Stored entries
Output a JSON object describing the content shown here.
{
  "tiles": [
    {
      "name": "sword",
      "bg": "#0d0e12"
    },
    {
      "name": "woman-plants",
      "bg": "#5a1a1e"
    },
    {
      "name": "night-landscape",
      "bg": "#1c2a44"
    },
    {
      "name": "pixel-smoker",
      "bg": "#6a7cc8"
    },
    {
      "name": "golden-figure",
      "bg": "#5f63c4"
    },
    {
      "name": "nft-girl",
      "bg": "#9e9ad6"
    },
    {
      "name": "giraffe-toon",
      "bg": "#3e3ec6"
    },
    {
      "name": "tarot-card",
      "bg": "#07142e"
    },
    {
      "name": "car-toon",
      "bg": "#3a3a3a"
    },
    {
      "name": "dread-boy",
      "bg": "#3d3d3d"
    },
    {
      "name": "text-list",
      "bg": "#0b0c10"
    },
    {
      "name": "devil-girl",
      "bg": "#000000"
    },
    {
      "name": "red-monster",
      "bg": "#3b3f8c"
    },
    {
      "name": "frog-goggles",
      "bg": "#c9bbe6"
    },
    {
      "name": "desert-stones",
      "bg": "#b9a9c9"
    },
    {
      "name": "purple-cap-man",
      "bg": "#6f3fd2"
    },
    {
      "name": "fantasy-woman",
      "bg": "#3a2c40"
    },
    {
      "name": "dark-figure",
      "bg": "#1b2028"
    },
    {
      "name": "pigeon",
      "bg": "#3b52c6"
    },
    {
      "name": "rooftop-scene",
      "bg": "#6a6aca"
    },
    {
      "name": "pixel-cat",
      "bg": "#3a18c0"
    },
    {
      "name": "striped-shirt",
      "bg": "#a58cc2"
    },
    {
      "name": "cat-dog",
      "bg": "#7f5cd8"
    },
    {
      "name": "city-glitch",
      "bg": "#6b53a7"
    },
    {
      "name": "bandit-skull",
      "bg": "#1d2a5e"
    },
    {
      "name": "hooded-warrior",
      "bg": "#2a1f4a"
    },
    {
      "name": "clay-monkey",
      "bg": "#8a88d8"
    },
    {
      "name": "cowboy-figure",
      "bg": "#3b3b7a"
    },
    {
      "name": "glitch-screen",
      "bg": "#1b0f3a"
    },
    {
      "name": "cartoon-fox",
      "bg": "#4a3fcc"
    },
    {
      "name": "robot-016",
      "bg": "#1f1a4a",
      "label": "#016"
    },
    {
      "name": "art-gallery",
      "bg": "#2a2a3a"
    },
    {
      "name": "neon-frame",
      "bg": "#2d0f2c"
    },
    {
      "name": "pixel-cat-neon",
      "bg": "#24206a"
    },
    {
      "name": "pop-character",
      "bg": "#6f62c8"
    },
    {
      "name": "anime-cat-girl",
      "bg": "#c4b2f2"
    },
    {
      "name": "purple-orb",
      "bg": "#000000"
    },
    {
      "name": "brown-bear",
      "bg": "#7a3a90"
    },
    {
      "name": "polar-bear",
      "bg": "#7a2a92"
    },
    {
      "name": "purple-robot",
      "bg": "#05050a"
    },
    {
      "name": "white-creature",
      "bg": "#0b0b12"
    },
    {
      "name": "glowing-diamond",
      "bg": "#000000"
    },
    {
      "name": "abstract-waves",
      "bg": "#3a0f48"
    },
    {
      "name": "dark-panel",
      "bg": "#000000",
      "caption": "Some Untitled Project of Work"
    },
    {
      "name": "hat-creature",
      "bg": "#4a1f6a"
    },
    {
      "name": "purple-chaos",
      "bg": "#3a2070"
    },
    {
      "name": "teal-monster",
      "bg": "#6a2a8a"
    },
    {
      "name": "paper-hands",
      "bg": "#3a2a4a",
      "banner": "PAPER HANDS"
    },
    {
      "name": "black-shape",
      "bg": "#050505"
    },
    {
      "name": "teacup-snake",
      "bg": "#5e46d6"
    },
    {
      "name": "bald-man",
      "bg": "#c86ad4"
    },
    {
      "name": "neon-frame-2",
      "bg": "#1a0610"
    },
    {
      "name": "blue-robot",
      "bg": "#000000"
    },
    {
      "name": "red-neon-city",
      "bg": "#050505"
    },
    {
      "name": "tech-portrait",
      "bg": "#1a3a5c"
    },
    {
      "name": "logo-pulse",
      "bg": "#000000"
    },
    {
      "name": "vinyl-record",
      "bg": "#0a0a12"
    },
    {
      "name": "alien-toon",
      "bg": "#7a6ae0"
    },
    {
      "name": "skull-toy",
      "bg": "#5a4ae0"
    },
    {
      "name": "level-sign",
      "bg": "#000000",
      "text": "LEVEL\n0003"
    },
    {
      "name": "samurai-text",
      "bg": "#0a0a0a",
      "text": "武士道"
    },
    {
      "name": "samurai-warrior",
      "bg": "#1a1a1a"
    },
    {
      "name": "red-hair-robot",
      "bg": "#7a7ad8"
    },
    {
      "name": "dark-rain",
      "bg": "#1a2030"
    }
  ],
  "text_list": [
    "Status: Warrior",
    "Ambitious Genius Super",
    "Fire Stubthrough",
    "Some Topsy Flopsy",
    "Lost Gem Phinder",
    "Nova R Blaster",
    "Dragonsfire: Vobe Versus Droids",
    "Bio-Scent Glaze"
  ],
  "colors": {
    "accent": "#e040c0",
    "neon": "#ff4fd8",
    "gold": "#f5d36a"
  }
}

- [WORK TO DO] Write out the records shown above, exactly as they appear.

- [SOLUTION FOR THIS TASK]
Output a JSON object describing the content shown here.
{
  "tiles": [
    {
      "name": "sword",
      "bg": "#0d0e12"
    },
    {
      "name": "woman-plants",
      "bg": "#5a1a1e"
    },
    {
      "name": "night-landscape",
      "bg": "#1c2a44"
    },
    {
      "name": "pixel-smoker",
      "bg": "#6a7cc8"
    },
    {
      "name": "golden-figure",
      "bg": "#5f63c4"
    },
    {
      "name": "nft-girl",
      "bg": "#9e9ad6"
    },
    {
      "name": "giraffe-toon",
      "bg": "#3e3ec6"
    },
    {
      "name": "tarot-card",
      "bg": "#07142e"
    },
    {
      "name": "car-toon",
      "bg": "#3a3a3a"
    },
    {
      "name": "dread-boy",
      "bg": "#3d3d3d"
    },
    {
      "name": "text-list",
      "bg": "#0b0c10"
    },
    {
      "name": "devil-girl",
      "bg": "#000000"
    },
    {
      "name": "red-monster",
      "bg": "#3b3f8c"
    },
    {
      "name": "frog-goggles",
      "bg": "#c9bbe6"
    },
    {
      "name": "desert-stones",
      "bg": "#b9a9c9"
    },
    {
      "name": "purple-cap-man",
      "bg": "#6f3fd2"
    },
    {
      "name": "fantasy-woman",
      "bg": "#3a2c40"
    },
    {
      "name": "dark-figure",
      "bg": "#1b2028"
    },
    {
      "name": "pigeon",
      "bg": "#3b52c6"
    },
    {
      "name": "rooftop-scene",
      "bg": "#6a6aca"
    },
    {
      "name": "pixel-cat",
      "bg": "#3a18c0"
    },
    {
      "name": "striped-shirt",
      "bg": "#a58cc2"
    },
    {
      "name": "cat-dog",
      "bg": "#7f5cd8"
    },
    {
      "name": "city-glitch",
      "bg": "#6b53a7"
    },
    {
      "name": "bandit-skull",
      "bg": "#1d2a5e"
    },
    {
      "name": "hooded-warrior",
      "bg": "#2a1f4a"
    },
    {
      "name": "clay-monkey",
      "bg": "#8a88d8"
    },
    {
      "name": "cowboy-figure",
      "bg": "#3b3b7a"
    },
    {
      "name": "glitch-screen",
      "bg": "#1b0f3a"
    },
    {
      "name": "cartoon-fox",
      "bg": "#4a3fcc"
    },
    {
      "name": "robot-016",
      "bg": "#1f1a4a",
      "label": "#016"
    },
    {
      "name": "art-gallery",
      "bg": "#2a2a3a"
    },
    {
      "name": "neon-frame",
      "bg": "#2d0f2c"
    },
    {
      "name": "pixel-cat-neon",
      "bg": "#24206a"
    },
    {
      "name": "pop-character",
      "bg": "#6f62c8"
    },
    {
      "name": "anime-cat-girl",
      "bg": "#c4b2f2"
    },
    {
      "name": "purple-orb",
      "bg": "#000000"
    },
    {
      "name": "brown-bear",
      "bg": "#7a3a90"
    },
    {
      "name": "polar-bear",
      "bg": "#7a2a92"
    },
    {
      "name": "purple-robot",
      "bg": "#05050a"
    },
    {
      "name": "white-creature",
      "bg": "#0b0b12"
    },
    {
      "name": "glowing-diamond",
      "bg": "#000000"
    },
    {
      "name": "abstract-waves",
      "bg": "#3a0f48"
    },
    {
      "name": "dark-panel",
      "bg": "#000000",
      "caption": "Some Untitled Project of Work"
    },
    {
      "name": "hat-creature",
      "bg": "#4a1f6a"
    },
    {
      "name": "purple-chaos",
      "bg": "#3a2070"
    },
    {
      "name": "teal-monster",
      "bg": "#6a2a8a"
    },
    {
      "name": "paper-hands",
      "bg": "#3a2a4a",
      "banner": "PAPER HANDS"
    },
    {
      "name": "black-shape",
      "bg": "#050505"
    },
    {
      "name": "teacup-snake",
      "bg": "#5e46d6"
    },
    {
      "name": "bald-man",
      "bg": "#c86ad4"
    },
    {
      "name": "neon-frame-2",
      "bg": "#1a0610"
    },
    {
      "name": "blue-robot",
      "bg": "#000000"
    },
    {
      "name": "red-neon-city",
      "bg": "#050505"
    },
    {
      "name": "tech-portrait",
      "bg": "#1a3a5c"
    },
    {
      "name": "logo-pulse",
      "bg": "#000000"
    },
    {
      "name": "vinyl-record",
      "bg": "#0a0a12"
    },
    {
      "name": "alien-toon",
      "bg": "#7a6ae0"
    },
    {
      "name": "skull-toy",
      "bg": "#5a4ae0"
    },
    {
      "name": "level-sign",
      "bg": "#000000",
      "text": "LEVEL\n0003"
    },
    {
      "name": "samurai-text",
      "bg": "#0a0a0a",
      "text": "武士道"
    },
    {
      "name": "samurai-warrior",
      "bg": "#1a1a1a"
    },
    {
      "name": "red-hair-robot",
      "bg": "#7a7ad8"
    },
    {
      "name": "dark-rain",
      "bg": "#1a2030"
    }
  ],
  "text_list": [
    "Status: Warrior",
    "Ambitious Genius Super",
    "Fire Stubthrough",
    "Some Topsy Flopsy",
    "Lost Gem Phinder",
    "Nova R Blaster",
    "Dragonsfire: Vobe Versus Droids",
    "Bio-Scent Glaze"
  ],
  "colors": {
    "accent": "#e040c0",
    "neon": "#ff4fd8",
    "gold": "#f5d36a"
  }
}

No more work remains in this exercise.